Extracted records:
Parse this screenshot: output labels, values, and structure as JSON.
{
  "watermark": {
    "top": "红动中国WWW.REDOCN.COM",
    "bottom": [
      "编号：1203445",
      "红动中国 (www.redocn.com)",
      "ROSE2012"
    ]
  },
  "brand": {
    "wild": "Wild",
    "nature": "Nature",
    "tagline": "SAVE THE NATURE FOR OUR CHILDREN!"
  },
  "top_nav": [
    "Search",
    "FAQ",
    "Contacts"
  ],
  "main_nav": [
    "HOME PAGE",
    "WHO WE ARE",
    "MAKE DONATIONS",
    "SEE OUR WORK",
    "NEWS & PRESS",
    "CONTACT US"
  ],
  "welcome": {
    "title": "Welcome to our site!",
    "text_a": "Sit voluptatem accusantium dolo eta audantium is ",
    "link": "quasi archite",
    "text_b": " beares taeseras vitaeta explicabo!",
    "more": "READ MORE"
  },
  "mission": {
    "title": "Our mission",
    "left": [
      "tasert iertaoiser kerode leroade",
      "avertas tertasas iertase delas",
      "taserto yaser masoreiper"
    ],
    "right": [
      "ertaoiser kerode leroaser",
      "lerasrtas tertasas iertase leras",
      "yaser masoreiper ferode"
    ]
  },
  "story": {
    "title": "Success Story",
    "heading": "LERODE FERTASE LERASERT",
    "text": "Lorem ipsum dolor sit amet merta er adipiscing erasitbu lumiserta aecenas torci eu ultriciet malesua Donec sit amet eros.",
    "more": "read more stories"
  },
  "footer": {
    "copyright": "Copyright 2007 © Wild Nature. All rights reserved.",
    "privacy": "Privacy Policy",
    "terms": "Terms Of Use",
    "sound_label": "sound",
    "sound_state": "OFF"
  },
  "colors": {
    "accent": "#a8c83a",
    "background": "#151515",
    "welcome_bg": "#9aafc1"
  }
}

GIVEN PROBLEM: Collect every line from the records above that contains the word "kerode".

OUTPUT:
      "tasert iertaoiser kerode leroade",
      "ertaoiser kerode leroaser",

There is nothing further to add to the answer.